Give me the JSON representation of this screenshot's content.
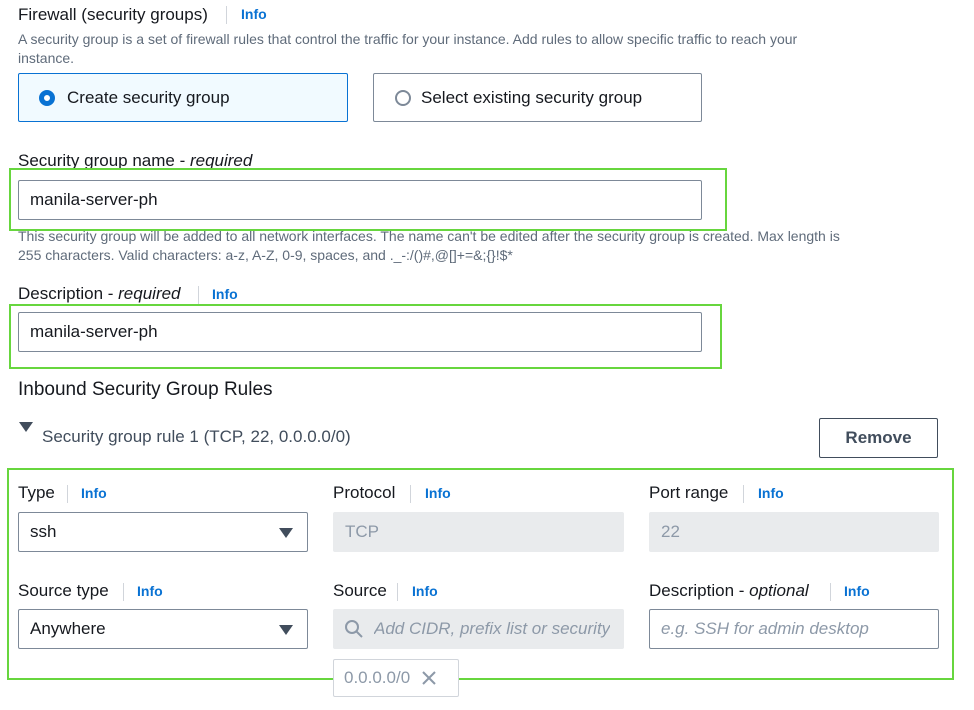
{
  "firewall": {
    "title": "Firewall (security groups)",
    "info": "Info",
    "description_line1": "A security group is a set of firewall rules that control the traffic for your instance. Add rules to allow specific traffic to reach your",
    "description_line2": "instance.",
    "options": [
      {
        "label": "Create security group",
        "selected": true
      },
      {
        "label": "Select existing security group",
        "selected": false
      }
    ]
  },
  "sg_name": {
    "label": "Security group name - ",
    "required": "required",
    "value": "manila-server-ph",
    "help_line1": "This security group will be added to all network interfaces. The name can't be edited after the security group is created. Max length is",
    "help_line2": "255 characters. Valid characters: a-z, A-Z, 0-9, spaces, and ._-:/()#,@[]+=&;{}!$*"
  },
  "description": {
    "label": "Description - ",
    "required": "required",
    "info": "Info",
    "value": "manila-server-ph"
  },
  "inbound": {
    "title": "Inbound Security Group Rules",
    "rule_title": "Security group rule 1 (TCP, 22, 0.0.0.0/0)",
    "remove_label": "Remove",
    "type": {
      "label": "Type",
      "info": "Info",
      "value": "ssh"
    },
    "protocol": {
      "label": "Protocol",
      "info": "Info",
      "value": "TCP"
    },
    "port_range": {
      "label": "Port range",
      "info": "Info",
      "value": "22"
    },
    "source_type": {
      "label": "Source type",
      "info": "Info",
      "value": "Anywhere"
    },
    "source": {
      "label": "Source",
      "info": "Info",
      "placeholder": "Add CIDR, prefix list or security",
      "token": "0.0.0.0/0"
    },
    "rule_description": {
      "label": "Description - ",
      "optional": "optional",
      "info": "Info",
      "placeholder": "e.g. SSH for admin desktop"
    }
  },
  "colors": {
    "accent": "#0972d3",
    "highlight": "#67d63e",
    "text": "#16191f"
  }
}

◆ What you are asked to do
Your task is to pick out every line with the string "manila" and copy it.

◆ Task output
    "value": "manila-server-ph",
    "value": "manila-server-ph"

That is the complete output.